SOURCE PASSAGE:
━━━━━━━━━━━━━━━━━━━━━━━━━━━━━━

But it is the human prions that should interest us all for at stake is the health of millions of youth and adults worldwide. For insightful views on a range of neuro-degenerative diseases caused by self-mutating prions, one has to listen to Nobel Laureate Professor Stanley B Prusiner from the University of California, San Francisco (UCSF) whose more than two decades of research on prions, a term he coined in 1982, fetched him the coveted prize for Medicine in 1997.         Prions are single proteins without nucleic acid and they are completely different from other pathogens like virus, bacteria and fungi, Prusiner says at an interactive meet before he delivered the 27th T S Srinivasan endowment lecture in Chennai yesterday. They can manifest as genetic illness in humans that is spontaneous, sporadic and infectious in nature.         Humans are struck by three prion diseases - Creutzfeldt-Jakob disease (CJD), its two variants Gerstmann - Straussler - Schienker (GSS) and Familial Insomnia (FI), besides Kuru found in cannibals. After the raging epidemic of Mad Cow Disease - bovine spongiform encephalopathy (BSE) - that began from Britain to spread across Europe, the CJD variants that appeared in teenagers and young adults in 1995 created a big scare in the UK, he informs.

Stanley B Prusiner

        But first more on MCD. This prion disease affected cattle in late 1970s due to three main reasons. High cost of energy (hit by oil crisis) needed to rear cattle; parts of sheep offal as feedstock for cattle; price rise of meat cholesterol used in cattle rearing with the cost of organic solvents going up. All these coincident amplified the spontaneous cases of BSE that broke across the cattle farms in the UK, Prusiner explains. The transmission of MCD from cows to humans created a health panic in Europe in early 1990s disrupting the process of safe blood supply. Both CJD and MCD prions have identical effects on 'bovinised' and humanised mice, thus showing the pathology of different prions have the same genetic mapping.

━━━━━━━━━━━━━━━━━━━━━━━━━━━━━━

RECORD SET:

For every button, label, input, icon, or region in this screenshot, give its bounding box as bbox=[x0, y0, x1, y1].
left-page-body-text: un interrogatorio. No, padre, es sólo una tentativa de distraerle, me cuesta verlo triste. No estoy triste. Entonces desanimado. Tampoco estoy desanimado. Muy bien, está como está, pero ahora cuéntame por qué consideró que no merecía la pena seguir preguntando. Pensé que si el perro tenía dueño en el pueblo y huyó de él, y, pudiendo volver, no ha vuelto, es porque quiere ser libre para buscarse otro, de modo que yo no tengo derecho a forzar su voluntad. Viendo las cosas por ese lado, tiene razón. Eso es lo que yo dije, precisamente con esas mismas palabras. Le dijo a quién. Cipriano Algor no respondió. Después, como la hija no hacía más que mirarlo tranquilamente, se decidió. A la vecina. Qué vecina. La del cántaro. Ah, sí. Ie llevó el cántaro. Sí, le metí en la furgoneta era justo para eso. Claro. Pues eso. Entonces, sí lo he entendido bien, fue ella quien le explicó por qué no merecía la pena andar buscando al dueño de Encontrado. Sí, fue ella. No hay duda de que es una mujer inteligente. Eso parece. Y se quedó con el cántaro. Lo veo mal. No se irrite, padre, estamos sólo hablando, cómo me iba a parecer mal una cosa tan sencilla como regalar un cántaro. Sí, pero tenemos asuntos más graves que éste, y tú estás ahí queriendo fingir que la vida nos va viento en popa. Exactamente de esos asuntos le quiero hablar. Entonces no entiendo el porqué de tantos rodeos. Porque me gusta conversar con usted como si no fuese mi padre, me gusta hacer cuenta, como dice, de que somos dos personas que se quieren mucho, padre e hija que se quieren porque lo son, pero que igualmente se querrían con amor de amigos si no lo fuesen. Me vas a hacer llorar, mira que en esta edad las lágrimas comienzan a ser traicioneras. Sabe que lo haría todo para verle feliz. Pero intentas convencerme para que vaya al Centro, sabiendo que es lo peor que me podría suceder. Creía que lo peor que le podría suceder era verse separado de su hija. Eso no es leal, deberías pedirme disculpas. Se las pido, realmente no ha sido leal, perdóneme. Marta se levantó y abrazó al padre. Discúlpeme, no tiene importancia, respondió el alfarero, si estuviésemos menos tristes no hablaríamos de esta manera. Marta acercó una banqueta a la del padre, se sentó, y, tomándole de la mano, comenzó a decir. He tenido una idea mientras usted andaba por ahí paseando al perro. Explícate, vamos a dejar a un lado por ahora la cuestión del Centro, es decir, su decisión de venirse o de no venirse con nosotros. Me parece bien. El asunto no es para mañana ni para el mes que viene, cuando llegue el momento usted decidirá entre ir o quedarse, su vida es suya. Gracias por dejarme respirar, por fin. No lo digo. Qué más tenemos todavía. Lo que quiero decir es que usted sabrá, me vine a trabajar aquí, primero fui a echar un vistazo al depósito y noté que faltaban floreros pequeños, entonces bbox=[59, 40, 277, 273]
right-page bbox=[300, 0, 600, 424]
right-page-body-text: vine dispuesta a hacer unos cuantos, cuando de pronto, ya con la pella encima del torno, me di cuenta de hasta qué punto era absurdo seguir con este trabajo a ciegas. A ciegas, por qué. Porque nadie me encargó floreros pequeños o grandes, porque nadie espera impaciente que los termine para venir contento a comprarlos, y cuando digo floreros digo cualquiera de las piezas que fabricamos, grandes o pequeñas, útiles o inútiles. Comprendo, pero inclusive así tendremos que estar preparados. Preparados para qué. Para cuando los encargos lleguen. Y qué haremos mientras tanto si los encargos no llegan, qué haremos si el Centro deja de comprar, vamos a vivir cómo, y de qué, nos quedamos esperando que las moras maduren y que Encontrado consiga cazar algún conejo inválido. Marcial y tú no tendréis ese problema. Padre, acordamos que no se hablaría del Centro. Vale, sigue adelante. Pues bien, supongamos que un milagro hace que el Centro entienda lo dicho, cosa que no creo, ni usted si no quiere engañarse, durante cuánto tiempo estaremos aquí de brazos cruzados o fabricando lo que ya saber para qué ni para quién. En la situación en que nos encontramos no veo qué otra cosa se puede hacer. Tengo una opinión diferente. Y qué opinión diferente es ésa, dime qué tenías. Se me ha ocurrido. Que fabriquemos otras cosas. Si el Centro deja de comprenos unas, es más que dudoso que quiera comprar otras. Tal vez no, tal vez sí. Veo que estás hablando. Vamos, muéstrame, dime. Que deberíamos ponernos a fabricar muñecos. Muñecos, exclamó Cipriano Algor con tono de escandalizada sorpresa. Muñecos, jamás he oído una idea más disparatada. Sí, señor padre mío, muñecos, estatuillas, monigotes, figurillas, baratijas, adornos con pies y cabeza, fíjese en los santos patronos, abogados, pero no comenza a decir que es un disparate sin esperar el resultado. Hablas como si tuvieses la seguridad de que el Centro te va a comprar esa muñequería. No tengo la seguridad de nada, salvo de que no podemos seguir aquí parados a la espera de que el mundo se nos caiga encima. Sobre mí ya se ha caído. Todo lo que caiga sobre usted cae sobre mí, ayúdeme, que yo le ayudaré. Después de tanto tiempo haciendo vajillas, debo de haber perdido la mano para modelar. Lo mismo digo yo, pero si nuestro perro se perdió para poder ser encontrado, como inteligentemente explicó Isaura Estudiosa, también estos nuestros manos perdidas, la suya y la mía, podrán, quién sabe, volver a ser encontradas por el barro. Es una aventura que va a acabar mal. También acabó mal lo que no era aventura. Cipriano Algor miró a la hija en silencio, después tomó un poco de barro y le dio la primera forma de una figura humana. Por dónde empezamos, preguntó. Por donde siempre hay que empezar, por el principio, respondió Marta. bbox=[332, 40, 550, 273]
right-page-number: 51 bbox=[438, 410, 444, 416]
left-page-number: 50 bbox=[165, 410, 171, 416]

━━━━━━━━━━━━━━━━━━━━━━━━━━━━━━

ACTIVITY A:
In the prion article, what year did Prusiner coin the term "prions"?
ACTIVITY B:
Carry on writing the prion article, picking up right after its final sentence.

WRITTEN RESPONSE A:
1982

WRITTEN RESPONSE B:
        The rogue protein is capable of stimulating and converting normal-shaped proteins continuously, which over time affects the nervous system which is vulnerable to prions. 'We are yet to understand fully the evolutionary process of prions in human cells. At present clinical trials for treatment is underway at UCSF, even as search is on to find a reliable therapy and drug for such degenerative illnesses,' he explains. However, it is widely understood alpha and beta changes of helices (molecular layers) of proteins created prions which once formed siphoned off healthy proteins into misshapen state in a continuous process.

        Dr Krishnamoorthy Srinivas, chairman, Institute of Neurological Sciences, VHS, Adyar, informs the discovery of prions and the disease creating mechanism opened a window for treatment and cure of such neurological disorders. Drawing a parallel between Alzheimers, Parkinson's and prion diseases, Dr Srinivas explained all the three neuro disorders affected the aged populace with memory loss and slow onset of cognitive impairment.